> **Tasks for this exercise**:
(a) For the htpasswd password discussion below, does each statement agree with the text? (i) The reply suggests telling the user which characters are allowed. (ii) The person asking wants to tightly restrict what users can type. (iii) The reply recommends quietly stripping out "dangerous characters" with preg_replace. Answer yes or no for each and quote the deciding words.
(b) Resume the htpasswd password discussion below, starting right after its last sentence.

Given passage section start

I have a PHP page that allows people to run htpasswd to update their password. What is the best way to sanitize their input. I don't want to restrict the input to much because I want to allow for secure passwords. This is what I have. How can it be improved?

$newPasswd = preg_replace('/[^a-z0-9~!()_+=[]{}<>.\\\/?:@#$%^&*]/is', '', $inputPasswd);
$cmdline = $htpasswd . " " . $passwd_file . " " . escapeshellarg($username) . " " .escapeshellarg($newpasswd);
exec( $cmdline, $output, $return_var );
+1  A: 

I would not use preg_replace with empty string on "dangerous characters", since that will make the user believe he changed the password into something, but you exec something else.. So the user will set the password to something different than he put in... It would be better to give feedback to the user telling him that some characters (preferably capture and display the offending characters) did not pass through validation.

Other than that, I think it looks pretty good. I think it provides the user with a wide range of possible character, and he doesn't need more than those to create a secure password. It might also be useful to tell the user which characters that are allowed in the password so he doesn't have to guess.

Given passage section end
Given entries section start

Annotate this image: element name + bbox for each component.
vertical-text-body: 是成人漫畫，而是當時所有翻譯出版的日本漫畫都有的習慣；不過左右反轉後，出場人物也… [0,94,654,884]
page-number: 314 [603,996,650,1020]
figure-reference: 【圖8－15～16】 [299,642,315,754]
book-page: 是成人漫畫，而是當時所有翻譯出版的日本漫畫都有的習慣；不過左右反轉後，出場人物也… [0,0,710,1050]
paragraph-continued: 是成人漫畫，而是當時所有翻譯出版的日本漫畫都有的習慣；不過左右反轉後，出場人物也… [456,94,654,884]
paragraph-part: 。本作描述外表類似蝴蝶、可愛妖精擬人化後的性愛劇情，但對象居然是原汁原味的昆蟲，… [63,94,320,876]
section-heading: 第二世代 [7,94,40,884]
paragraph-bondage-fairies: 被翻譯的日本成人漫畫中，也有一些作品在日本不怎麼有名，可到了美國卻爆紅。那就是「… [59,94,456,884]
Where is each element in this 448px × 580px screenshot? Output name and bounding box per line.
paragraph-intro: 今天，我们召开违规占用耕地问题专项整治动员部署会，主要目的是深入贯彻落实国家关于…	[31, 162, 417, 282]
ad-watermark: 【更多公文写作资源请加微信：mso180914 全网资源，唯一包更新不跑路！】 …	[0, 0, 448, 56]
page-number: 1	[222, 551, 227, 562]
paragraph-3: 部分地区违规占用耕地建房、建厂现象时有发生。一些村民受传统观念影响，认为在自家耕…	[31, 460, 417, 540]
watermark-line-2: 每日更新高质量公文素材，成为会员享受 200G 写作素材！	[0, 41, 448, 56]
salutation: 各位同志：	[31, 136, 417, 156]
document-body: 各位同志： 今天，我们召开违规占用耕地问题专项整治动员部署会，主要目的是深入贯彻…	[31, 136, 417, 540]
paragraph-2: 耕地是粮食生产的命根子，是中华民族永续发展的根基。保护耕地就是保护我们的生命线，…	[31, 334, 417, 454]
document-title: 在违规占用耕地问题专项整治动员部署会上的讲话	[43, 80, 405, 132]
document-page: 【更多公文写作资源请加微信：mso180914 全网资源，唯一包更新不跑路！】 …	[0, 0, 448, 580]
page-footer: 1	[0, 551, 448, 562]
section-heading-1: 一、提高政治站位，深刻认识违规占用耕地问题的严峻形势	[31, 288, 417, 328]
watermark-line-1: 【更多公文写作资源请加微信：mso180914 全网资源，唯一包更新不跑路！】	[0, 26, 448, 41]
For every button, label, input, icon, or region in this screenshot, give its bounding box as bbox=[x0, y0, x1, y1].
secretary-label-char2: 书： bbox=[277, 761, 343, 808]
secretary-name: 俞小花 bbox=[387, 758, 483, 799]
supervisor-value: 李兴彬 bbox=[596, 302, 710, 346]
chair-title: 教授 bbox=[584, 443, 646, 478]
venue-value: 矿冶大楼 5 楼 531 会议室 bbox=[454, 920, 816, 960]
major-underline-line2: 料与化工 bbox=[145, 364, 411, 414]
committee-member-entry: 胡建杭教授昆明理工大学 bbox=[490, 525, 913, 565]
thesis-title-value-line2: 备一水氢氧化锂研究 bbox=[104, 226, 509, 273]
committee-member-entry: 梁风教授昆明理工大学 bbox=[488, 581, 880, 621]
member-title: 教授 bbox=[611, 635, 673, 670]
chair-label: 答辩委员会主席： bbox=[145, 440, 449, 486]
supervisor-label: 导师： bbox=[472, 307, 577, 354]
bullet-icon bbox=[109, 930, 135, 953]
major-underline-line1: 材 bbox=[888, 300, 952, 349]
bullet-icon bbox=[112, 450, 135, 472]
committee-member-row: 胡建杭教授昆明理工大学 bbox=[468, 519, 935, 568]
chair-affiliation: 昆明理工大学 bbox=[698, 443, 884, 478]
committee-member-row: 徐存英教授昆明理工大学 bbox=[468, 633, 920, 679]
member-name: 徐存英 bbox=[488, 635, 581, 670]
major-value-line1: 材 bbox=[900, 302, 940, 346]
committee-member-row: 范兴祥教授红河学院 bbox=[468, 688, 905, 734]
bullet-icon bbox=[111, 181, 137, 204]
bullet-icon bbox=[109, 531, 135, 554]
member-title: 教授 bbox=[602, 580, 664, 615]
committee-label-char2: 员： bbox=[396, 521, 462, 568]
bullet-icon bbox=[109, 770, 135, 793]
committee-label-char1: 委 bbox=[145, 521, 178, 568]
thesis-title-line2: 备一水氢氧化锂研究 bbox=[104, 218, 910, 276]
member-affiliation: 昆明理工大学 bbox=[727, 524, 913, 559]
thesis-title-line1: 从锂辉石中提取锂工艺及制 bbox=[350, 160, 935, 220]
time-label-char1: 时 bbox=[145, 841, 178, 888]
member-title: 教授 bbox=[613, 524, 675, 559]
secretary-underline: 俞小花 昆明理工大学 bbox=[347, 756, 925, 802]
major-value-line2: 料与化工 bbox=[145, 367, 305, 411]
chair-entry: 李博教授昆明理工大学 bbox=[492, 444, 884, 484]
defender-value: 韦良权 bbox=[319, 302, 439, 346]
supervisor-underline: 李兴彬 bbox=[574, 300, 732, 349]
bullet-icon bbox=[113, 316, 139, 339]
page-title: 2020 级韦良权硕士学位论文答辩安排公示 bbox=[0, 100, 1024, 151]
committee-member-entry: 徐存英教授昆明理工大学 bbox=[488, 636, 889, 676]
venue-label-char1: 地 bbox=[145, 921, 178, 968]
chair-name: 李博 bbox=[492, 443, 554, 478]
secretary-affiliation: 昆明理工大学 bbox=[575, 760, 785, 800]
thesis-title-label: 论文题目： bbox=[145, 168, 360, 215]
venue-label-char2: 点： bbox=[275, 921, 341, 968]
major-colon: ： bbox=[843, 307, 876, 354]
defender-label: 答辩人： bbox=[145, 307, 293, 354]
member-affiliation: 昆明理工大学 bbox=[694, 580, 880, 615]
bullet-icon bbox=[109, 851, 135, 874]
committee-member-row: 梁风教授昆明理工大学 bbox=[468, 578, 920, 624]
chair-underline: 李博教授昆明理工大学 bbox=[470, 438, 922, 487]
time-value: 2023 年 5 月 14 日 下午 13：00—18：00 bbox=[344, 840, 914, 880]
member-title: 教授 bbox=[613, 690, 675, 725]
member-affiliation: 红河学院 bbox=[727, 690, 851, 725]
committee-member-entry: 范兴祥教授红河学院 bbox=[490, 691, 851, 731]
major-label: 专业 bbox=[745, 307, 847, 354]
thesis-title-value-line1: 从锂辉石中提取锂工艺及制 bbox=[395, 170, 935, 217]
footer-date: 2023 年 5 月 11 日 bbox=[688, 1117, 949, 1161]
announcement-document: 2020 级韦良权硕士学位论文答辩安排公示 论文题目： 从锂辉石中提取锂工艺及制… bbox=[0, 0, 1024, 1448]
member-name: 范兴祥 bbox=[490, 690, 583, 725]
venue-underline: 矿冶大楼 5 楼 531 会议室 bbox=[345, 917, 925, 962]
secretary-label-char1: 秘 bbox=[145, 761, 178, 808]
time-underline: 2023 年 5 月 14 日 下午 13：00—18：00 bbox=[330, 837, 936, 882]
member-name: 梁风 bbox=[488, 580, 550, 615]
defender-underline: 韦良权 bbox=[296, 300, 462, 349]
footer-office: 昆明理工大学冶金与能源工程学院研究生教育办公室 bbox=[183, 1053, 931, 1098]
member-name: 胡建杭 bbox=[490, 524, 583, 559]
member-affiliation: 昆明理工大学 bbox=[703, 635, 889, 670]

Given entries section end

> **Answers to the exercise**:
(a)
(i) Yes: "It might also be useful to tell the user which characters that are allowed in the password so he doesn't have to guess."
(ii) No: "I don't want to restrict the input to much because I want to allow for secure passwords."
(iii) No: "I would not use preg_replace with empty string on "dangerous characters""

(b)
PatrikAkerstrand
This is actually part of a plug in, and I have limited ability to interact with the user. The likelyhood of a real user entering bad characters is low enough that I am willing to deal with the support calls.
Jon Drnek
Although, I could probably cause the password change to fail earlier... I'll look into that
Jon Drnek
+6  A: 

The ecscapeshellarg function is built-in to PHP, and differs across systems based on the shell to sanitize the text so that no "unsafe" characters can be passed into exec.

http://us2.php.net/manual/en/function.escapeshellarg.php

MiffTheFox
Are you saying that I don't need to bother removing bad characters if I use escapeshellarg?
Jon Drnek
Escapeshellarg will strip out anything that could be interpreted by the shell. (Or change it, for example ' => \') I'm not that familiar with htpasswd, but this would prevent any shell injection attacks.